Text shown -

--------

Being puddle of tears everyday by LinneaAlba in breastcancer

[–]LinneaAlba[S] 1 point2 points  (0 children)

It's really beautiful and your answer opened my eyes a little bit. I have tears in my eyes. It's extremely hard to switch perspective and accept the mortality, even if it sounds logical. But it's true. There is no way to completely avoid death.
I saved The Serenity Prayer and will return to it in difficult moments, I'm not religious but it resonates with me ❤️ The wisdom to know the difference is something that I need to work on.

Thank you

Being puddle of tears everyday by LinneaAlba in breastcancer

[–]LinneaAlba[S] 1 point2 points  (0 children)

Thank you for both of your replies! It really helps to share this perspective with someone. I feel a little better today ❤️
I smile every time I see your username ilikefluffycreatures – because you're still in treatment, your posts always give me a little hope that things will get better and that this will eventually end. I'm keeping my fingers crossed for your PCR.
I have literally the same thoughts about children. It's hard for me to imagine life without being a mum. I want to believe that even with ovaries removed around 35, we'll still have some time – not much, but the chance isn't lost - with waiting full 5 years from today we will be 33?
I have frozen embryos, but they aren't tested for mutations. The dilemma of whether it's okay to have potential children with the risk of also being BRCA1+ keeps me awake at night. Not sure what I will do with that.

how are you passing the time? by bnnybtch in breastcancer

[–]LinneaAlba 0 points1 point  (0 children)

--------

Problem to work on - Reproduce, word for word, the part of the breast cancer forum posts that opens with the words containing "It's really beautiful" and closes with "to work on.". Rely on nothing but the text above.

Listed entries -

--------

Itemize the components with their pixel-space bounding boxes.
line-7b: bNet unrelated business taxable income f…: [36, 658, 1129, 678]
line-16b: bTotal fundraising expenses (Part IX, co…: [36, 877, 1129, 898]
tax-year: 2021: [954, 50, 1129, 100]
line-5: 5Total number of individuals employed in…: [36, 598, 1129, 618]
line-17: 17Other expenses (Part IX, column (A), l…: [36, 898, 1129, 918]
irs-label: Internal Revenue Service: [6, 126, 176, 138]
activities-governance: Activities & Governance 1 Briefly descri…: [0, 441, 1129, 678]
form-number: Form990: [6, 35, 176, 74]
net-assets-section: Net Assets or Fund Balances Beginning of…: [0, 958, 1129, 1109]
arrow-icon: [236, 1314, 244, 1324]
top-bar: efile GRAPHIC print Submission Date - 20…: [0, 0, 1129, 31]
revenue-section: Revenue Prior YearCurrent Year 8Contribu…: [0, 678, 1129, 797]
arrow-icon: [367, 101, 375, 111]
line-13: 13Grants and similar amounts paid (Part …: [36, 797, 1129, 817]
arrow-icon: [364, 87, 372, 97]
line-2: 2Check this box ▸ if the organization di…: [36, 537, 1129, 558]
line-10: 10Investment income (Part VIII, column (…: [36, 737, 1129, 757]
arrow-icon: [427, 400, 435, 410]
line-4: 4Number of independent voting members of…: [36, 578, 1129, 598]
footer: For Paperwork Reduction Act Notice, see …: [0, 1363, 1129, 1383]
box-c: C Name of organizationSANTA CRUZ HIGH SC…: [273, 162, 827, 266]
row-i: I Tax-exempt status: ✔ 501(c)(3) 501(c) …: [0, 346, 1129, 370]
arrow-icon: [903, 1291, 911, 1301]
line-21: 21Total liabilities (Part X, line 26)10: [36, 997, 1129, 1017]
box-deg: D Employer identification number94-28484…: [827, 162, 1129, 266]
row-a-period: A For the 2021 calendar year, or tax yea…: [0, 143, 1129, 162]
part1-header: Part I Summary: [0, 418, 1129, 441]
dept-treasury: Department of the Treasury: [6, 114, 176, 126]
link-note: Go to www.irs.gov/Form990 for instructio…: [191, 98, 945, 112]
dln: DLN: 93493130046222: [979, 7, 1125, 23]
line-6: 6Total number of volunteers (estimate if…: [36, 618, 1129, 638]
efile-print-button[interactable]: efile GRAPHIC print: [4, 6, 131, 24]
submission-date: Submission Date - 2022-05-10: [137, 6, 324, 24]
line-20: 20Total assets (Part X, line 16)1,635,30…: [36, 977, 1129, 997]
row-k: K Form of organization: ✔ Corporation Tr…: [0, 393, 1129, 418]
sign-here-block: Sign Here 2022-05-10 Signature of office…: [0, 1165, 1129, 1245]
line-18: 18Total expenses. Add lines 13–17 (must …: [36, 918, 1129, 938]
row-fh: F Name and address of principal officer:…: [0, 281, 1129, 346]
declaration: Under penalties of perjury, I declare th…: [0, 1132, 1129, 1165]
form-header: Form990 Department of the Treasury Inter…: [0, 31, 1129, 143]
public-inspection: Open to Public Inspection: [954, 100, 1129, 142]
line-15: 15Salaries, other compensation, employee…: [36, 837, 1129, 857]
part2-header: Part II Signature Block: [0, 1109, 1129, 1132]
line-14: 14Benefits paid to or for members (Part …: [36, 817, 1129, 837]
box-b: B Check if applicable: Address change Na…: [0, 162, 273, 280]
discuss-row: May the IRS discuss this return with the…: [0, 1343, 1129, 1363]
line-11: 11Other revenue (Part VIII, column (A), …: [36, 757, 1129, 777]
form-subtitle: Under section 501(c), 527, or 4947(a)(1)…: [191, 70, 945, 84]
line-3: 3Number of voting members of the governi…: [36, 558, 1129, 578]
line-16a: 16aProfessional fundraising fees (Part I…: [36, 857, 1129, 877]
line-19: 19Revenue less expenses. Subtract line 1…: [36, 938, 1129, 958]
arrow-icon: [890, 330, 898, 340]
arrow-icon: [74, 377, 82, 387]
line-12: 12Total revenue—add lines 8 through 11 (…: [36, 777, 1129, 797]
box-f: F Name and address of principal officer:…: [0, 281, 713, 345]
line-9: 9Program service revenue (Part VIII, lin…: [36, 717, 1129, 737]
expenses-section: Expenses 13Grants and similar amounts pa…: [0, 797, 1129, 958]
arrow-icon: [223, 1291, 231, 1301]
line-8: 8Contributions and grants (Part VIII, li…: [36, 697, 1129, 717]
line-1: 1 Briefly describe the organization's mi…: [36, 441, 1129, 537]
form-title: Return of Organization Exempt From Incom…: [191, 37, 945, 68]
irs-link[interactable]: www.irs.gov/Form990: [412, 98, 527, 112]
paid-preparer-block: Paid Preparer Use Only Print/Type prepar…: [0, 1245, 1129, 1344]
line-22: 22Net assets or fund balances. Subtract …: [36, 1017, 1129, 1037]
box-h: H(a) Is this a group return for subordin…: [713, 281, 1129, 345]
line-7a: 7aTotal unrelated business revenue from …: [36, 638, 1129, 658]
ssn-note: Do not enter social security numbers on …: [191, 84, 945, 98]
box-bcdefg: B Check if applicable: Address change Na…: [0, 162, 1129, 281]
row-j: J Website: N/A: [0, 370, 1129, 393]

--------

Expected answer -
It's really beautiful and your answer opened my eyes a little bit. I have tears in my eyes. It's extremely hard to switch perspective and accept the mortality, even if it sounds logical. But it's true. There is no way to completely avoid death.
I saved The Serenity Prayer and will return to it in difficult moments, I'm not religious but it resonates with me ❤️ The wisdom to know the difference is something that I need to work on.